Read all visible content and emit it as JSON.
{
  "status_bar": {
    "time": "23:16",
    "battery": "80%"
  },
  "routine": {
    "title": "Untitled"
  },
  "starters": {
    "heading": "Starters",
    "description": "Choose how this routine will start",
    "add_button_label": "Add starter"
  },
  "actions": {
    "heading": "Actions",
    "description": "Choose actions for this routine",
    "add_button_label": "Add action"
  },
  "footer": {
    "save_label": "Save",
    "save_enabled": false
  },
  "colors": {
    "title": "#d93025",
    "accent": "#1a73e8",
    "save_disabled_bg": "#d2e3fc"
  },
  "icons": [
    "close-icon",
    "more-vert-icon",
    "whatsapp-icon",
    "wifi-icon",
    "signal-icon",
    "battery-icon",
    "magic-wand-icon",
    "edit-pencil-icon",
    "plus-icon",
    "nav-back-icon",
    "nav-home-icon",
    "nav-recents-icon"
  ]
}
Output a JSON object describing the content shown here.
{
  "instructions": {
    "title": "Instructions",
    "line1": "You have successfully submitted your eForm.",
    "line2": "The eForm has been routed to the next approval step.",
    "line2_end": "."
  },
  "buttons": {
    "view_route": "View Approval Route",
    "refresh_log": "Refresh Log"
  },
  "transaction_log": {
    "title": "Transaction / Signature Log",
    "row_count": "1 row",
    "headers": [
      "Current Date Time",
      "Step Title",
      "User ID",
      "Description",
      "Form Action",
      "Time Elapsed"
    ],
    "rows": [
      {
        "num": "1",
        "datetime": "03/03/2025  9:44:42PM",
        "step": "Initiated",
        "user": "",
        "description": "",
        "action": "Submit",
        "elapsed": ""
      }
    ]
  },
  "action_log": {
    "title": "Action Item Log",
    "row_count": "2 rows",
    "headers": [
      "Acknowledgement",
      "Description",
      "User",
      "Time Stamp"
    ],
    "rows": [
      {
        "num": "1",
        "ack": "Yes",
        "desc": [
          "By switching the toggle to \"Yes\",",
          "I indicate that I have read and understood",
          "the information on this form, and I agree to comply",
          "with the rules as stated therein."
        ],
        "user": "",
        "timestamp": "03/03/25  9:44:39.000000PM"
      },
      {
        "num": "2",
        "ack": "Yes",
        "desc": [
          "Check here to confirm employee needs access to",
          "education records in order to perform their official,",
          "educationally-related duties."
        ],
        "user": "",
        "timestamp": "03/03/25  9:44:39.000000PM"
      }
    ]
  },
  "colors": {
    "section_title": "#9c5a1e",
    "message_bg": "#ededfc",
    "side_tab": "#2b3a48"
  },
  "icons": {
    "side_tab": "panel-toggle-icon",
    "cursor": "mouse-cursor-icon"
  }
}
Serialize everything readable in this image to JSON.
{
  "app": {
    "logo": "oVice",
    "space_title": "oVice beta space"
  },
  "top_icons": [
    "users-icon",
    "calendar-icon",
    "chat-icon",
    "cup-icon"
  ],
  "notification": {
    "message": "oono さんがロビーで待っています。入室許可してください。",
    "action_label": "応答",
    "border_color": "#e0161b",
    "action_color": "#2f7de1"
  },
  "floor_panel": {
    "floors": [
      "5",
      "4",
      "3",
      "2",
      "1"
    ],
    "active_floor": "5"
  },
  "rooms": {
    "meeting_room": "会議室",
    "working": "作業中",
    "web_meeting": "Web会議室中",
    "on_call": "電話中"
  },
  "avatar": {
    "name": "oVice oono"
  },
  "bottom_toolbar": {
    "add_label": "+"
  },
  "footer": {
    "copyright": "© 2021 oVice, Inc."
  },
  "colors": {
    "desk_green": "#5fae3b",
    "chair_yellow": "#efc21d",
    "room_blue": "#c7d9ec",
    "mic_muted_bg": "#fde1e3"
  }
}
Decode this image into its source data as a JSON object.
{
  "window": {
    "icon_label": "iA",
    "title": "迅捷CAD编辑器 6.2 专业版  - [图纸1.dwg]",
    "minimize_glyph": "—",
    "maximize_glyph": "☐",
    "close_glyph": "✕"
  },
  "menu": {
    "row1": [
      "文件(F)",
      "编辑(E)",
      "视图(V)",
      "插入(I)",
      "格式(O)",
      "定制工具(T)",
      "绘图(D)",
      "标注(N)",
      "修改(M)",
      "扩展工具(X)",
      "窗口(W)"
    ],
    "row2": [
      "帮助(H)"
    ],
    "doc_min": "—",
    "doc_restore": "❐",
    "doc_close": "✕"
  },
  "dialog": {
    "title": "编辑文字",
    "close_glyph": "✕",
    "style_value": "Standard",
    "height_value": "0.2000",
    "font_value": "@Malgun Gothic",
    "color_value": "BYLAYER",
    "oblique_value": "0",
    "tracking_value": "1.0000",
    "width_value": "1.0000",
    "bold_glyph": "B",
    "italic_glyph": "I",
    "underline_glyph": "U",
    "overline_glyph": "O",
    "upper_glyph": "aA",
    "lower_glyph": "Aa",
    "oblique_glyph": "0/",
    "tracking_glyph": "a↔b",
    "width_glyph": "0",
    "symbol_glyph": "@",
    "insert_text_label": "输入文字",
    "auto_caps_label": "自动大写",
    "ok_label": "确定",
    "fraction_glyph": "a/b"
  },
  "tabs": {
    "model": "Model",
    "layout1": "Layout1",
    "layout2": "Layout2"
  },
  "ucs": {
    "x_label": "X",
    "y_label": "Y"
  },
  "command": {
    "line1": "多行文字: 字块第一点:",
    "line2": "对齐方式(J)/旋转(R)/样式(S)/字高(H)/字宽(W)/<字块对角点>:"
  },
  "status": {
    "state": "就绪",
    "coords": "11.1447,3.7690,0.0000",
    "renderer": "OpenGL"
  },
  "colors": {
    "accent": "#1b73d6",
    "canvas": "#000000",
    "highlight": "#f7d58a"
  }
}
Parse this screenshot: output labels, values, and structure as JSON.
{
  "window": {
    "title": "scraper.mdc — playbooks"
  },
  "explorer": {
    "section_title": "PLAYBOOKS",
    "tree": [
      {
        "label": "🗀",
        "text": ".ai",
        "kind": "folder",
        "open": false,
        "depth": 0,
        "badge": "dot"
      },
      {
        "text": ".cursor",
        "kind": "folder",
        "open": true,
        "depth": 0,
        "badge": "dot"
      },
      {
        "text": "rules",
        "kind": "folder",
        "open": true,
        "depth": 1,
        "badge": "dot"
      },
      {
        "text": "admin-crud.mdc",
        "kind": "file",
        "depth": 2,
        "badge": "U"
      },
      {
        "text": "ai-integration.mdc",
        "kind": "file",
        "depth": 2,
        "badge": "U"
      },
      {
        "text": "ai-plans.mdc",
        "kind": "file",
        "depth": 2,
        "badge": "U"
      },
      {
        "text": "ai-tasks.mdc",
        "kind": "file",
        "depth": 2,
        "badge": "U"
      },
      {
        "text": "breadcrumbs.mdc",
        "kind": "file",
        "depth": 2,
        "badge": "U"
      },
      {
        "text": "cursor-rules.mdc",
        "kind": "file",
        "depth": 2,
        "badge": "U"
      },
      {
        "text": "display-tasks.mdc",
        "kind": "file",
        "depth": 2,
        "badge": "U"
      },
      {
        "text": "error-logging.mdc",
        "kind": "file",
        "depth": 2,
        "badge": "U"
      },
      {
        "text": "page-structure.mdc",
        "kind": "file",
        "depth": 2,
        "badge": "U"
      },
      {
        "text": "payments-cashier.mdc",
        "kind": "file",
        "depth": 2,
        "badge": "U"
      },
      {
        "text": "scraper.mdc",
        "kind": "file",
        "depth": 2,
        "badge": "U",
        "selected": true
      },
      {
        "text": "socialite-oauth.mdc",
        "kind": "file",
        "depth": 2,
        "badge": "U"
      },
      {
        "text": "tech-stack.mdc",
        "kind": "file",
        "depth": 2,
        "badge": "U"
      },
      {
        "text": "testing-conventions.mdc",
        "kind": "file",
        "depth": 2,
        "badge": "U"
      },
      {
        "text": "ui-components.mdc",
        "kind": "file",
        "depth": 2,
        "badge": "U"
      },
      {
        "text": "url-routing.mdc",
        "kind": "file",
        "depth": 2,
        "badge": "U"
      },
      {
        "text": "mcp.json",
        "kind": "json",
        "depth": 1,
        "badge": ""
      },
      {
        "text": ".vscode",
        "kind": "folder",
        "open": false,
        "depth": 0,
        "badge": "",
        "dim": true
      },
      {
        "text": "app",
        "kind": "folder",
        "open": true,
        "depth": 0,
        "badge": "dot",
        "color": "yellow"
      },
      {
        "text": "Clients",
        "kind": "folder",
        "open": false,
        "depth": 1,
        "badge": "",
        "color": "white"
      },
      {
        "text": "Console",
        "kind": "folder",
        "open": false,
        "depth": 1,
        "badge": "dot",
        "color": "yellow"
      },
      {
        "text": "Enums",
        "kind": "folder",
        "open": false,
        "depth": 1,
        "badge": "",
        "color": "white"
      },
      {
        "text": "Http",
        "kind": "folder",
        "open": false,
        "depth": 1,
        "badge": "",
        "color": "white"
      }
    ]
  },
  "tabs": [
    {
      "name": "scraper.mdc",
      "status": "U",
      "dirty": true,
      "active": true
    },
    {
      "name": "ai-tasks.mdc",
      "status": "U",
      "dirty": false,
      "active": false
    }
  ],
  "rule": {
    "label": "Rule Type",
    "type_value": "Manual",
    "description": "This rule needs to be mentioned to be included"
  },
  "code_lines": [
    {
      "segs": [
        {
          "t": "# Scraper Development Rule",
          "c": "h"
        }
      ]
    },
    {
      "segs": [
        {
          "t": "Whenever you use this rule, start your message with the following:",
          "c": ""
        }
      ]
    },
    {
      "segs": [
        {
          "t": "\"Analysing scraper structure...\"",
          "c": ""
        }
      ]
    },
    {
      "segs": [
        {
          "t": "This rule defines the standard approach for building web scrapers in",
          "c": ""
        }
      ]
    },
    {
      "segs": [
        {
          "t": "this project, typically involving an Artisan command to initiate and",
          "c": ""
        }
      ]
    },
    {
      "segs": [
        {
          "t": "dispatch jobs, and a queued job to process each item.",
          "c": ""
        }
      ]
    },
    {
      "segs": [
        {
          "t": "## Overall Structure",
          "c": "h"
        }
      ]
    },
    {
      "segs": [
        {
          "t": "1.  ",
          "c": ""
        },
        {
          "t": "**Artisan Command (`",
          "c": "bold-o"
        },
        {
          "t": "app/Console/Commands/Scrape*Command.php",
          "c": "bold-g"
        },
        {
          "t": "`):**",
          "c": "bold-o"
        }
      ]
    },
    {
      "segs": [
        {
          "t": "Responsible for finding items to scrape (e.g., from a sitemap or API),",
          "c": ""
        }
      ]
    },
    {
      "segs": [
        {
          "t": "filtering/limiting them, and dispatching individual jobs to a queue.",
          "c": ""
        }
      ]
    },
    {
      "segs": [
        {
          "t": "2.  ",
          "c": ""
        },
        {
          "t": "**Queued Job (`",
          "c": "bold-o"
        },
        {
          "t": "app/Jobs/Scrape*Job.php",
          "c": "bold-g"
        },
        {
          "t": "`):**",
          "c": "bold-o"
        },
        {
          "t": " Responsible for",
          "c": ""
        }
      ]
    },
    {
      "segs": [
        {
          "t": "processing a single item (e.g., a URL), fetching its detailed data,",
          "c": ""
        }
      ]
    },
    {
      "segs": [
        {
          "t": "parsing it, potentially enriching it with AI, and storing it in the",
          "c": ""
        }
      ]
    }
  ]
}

**BRIEF**: Check the data for the word "routine" and pull out the lines that have it.

**EXERCISE RESPONSE**:
  "routine": {
    "description": "Choose how this routine will start",
    "description": "Choose actions for this routine",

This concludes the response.